Exercise instructions => Read through the records below and copy each line that uses the word "frac".

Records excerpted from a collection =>
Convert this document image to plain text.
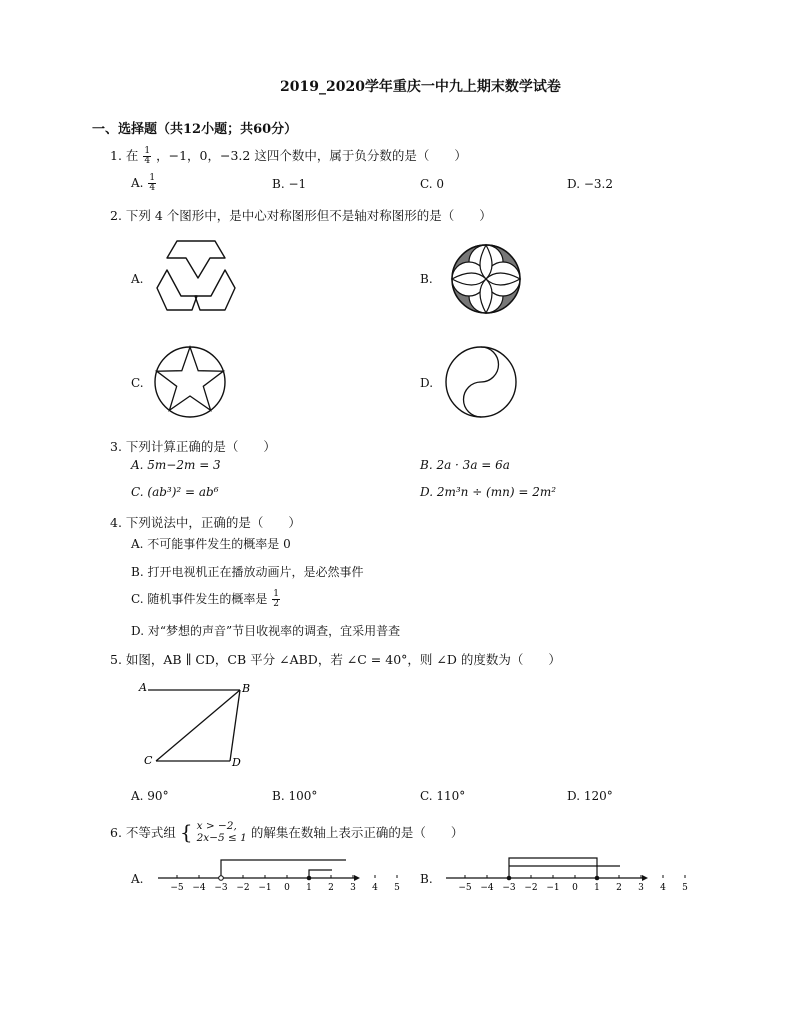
2019_2020学年重庆一中九上期末数学试卷
一、选择题（共12小题；共60分）
1. 在 $\frac{1}{4}$ ，−1，0，−3.2 这四个数中，属于负分数的是（　　）
A. $\frac{1}{4}$	B. −1	C. 0	D. −3.2
2. 下列 4 个图形中，是中心对称图形但不是轴对称图形的是（　　）
A.	B.
C.	D.
3. 下列计算正确的是（　　）
A. 5m−2m = 3	B. 2a · 3a = 6a
C. (ab³)² = ab⁶	D. 2m³n ÷ (mn) = 2m²
4. 下列说法中，正确的是（　　）
A. 不可能事件发生的概率是 0
B. 打开电视机正在播放动画片，是必然事件
C. 随机事件发生的概率是 $\frac{1}{2}$
D. 对“梦想的声音”节目收视率的调查，宜采用普查
5. 如图，AB ∥ CD，CB 平分 ∠ABD，若 ∠C = 40°，则 ∠D 的度数为（　　）
A	B
C	D
A. 90°	B. 100°	C. 110°	D. 120°
6. 不等式组 { x > −2,
2x−5 ≤ 1 的解集在数轴上表示正确的是（　　）
A.	B.
−5 −4 −3 −2 −1 0 1 2 3 4 5	−5 −4 −3 −2 −1 0 1 2 3 4 5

Reply to the task =>
1. 在 $\frac{1}{4}$ ，−1，0，−3.2 这四个数中，属于负分数的是（　　）
A. $\frac{1}{4}$	B. −1	C. 0	D. −3.2
C. 随机事件发生的概率是 $\frac{1}{2}$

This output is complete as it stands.